§ **STORED RECORDS**
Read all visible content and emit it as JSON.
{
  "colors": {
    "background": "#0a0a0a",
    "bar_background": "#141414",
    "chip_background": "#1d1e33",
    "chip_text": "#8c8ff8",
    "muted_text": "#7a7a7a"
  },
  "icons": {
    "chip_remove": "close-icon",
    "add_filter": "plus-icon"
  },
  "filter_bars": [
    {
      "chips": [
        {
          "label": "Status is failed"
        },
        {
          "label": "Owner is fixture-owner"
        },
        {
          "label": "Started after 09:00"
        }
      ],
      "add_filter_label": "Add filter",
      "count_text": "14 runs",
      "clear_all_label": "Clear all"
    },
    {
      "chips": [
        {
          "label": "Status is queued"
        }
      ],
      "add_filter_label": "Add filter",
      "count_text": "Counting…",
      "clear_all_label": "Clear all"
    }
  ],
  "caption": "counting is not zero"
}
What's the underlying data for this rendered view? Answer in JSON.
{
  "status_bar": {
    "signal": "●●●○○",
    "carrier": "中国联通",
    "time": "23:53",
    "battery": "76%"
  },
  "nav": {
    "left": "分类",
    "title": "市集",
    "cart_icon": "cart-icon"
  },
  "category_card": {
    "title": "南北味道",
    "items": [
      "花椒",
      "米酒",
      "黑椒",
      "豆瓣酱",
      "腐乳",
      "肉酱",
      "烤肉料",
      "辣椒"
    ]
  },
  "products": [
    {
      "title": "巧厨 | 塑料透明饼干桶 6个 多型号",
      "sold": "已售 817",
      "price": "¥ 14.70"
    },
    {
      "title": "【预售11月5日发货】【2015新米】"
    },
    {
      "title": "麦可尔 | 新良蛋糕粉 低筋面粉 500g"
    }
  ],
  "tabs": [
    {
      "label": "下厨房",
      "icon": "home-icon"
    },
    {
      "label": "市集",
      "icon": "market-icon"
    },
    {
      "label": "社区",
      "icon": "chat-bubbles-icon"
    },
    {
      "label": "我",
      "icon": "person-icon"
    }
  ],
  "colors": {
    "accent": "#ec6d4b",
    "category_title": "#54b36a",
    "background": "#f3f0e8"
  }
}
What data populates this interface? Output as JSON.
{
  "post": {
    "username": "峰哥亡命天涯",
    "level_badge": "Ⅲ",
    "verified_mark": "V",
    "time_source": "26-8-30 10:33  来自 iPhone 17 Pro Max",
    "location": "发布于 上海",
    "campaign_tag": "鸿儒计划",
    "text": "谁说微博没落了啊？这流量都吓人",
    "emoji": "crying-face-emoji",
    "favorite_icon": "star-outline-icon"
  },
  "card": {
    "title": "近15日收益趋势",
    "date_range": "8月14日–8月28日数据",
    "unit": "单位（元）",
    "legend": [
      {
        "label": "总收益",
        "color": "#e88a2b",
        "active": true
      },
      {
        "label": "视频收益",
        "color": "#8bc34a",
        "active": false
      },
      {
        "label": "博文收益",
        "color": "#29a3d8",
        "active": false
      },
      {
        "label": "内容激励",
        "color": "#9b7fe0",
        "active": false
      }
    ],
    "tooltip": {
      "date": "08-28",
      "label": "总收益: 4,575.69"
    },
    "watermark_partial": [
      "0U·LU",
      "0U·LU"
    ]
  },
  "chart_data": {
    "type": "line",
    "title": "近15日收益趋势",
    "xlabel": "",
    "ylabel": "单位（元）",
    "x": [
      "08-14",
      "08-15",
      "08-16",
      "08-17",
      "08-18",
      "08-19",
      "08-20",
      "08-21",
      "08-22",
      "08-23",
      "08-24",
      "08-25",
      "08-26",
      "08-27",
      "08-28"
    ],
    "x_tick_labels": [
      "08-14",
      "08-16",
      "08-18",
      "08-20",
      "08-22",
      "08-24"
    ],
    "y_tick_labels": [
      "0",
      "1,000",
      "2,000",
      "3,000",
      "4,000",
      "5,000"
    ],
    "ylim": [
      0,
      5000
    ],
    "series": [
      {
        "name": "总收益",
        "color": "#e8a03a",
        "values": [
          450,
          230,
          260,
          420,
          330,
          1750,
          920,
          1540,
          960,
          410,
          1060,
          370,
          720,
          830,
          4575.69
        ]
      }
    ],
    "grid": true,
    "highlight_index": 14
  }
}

§ **EXERCISE INSTRUCTIONS**
Your task is to output the full set of records exactly as presented.

§ **REPLY TO THE EXERCISE**
Read all visible content and emit it as JSON.
{
  "colors": {
    "background": "#0a0a0a",
    "bar_background": "#141414",
    "chip_background": "#1d1e33",
    "chip_text": "#8c8ff8",
    "muted_text": "#7a7a7a"
  },
  "icons": {
    "chip_remove": "close-icon",
    "add_filter": "plus-icon"
  },
  "filter_bars": [
    {
      "chips": [
        {
          "label": "Status is failed"
        },
        {
          "label": "Owner is fixture-owner"
        },
        {
          "label": "Started after 09:00"
        }
      ],
      "add_filter_label": "Add filter",
      "count_text": "14 runs",
      "clear_all_label": "Clear all"
    },
    {
      "chips": [
        {
          "label": "Status is queued"
        }
      ],
      "add_filter_label": "Add filter",
      "count_text": "Counting…",
      "clear_all_label": "Clear all"
    }
  ],
  "caption": "counting is not zero"
}
What's the underlying data for this rendered view? Answer in JSON.
{
  "status_bar": {
    "signal": "●●●○○",
    "carrier": "中国联通",
    "time": "23:53",
    "battery": "76%"
  },
  "nav": {
    "left": "分类",
    "title": "市集",
    "cart_icon": "cart-icon"
  },
  "category_card": {
    "title": "南北味道",
    "items": [
      "花椒",
      "米酒",
      "黑椒",
      "豆瓣酱",
      "腐乳",
      "肉酱",
      "烤肉料",
      "辣椒"
    ]
  },
  "products": [
    {
      "title": "巧厨 | 塑料透明饼干桶 6个 多型号",
      "sold": "已售 817",
      "price": "¥ 14.70"
    },
    {
      "title": "【预售11月5日发货】【2015新米】"
    },
    {
      "title": "麦可尔 | 新良蛋糕粉 低筋面粉 500g"
    }
  ],
  "tabs": [
    {
      "label": "下厨房",
      "icon": "home-icon"
    },
    {
      "label": "市集",
      "icon": "market-icon"
    },
    {
      "label": "社区",
      "icon": "chat-bubbles-icon"
    },
    {
      "label": "我",
      "icon": "person-icon"
    }
  ],
  "colors": {
    "accent": "#ec6d4b",
    "category_title": "#54b36a",
    "background": "#f3f0e8"
  }
}
What data populates this interface? Output as JSON.
{
  "post": {
    "username": "峰哥亡命天涯",
    "level_badge": "Ⅲ",
    "verified_mark": "V",
    "time_source": "26-8-30 10:33  来自 iPhone 17 Pro Max",
    "location": "发布于 上海",
    "campaign_tag": "鸿儒计划",
    "text": "谁说微博没落了啊？这流量都吓人",
    "emoji": "crying-face-emoji",
    "favorite_icon": "star-outline-icon"
  },
  "card": {
    "title": "近15日收益趋势",
    "date_range": "8月14日–8月28日数据",
    "unit": "单位（元）",
    "legend": [
      {
        "label": "总收益",
        "color": "#e88a2b",
        "active": true
      },
      {
        "label": "视频收益",
        "color": "#8bc34a",
        "active": false
      },
      {
        "label": "博文收益",
        "color": "#29a3d8",
        "active": false
      },
      {
        "label": "内容激励",
        "color": "#9b7fe0",
        "active": false
      }
    ],
    "tooltip": {
      "date": "08-28",
      "label": "总收益: 4,575.69"
    },
    "watermark_partial": [
      "0U·LU",
      "0U·LU"
    ]
  },
  "chart_data": {
    "type": "line",
    "title": "近15日收益趋势",
    "xlabel": "",
    "ylabel": "单位（元）",
    "x": [
      "08-14",
      "08-15",
      "08-16",
      "08-17",
      "08-18",
      "08-19",
      "08-20",
      "08-21",
      "08-22",
      "08-23",
      "08-24",
      "08-25",
      "08-26",
      "08-27",
      "08-28"
    ],
    "x_tick_labels": [
      "08-14",
      "08-16",
      "08-18",
      "08-20",
      "08-22",
      "08-24"
    ],
    "y_tick_labels": [
      "0",
      "1,000",
      "2,000",
      "3,000",
      "4,000",
      "5,000"
    ],
    "ylim": [
      0,
      5000
    ],
    "series": [
      {
        "name": "总收益",
        "color": "#e8a03a",
        "values": [
          450,
          230,
          260,
          420,
          330,
          1750,
          920,
          1540,
          960,
          410,
          1060,
          370,
          720,
          830,
          4575.69
        ]
      }
    ],
    "grid": true,
    "highlight_index": 14
  }
}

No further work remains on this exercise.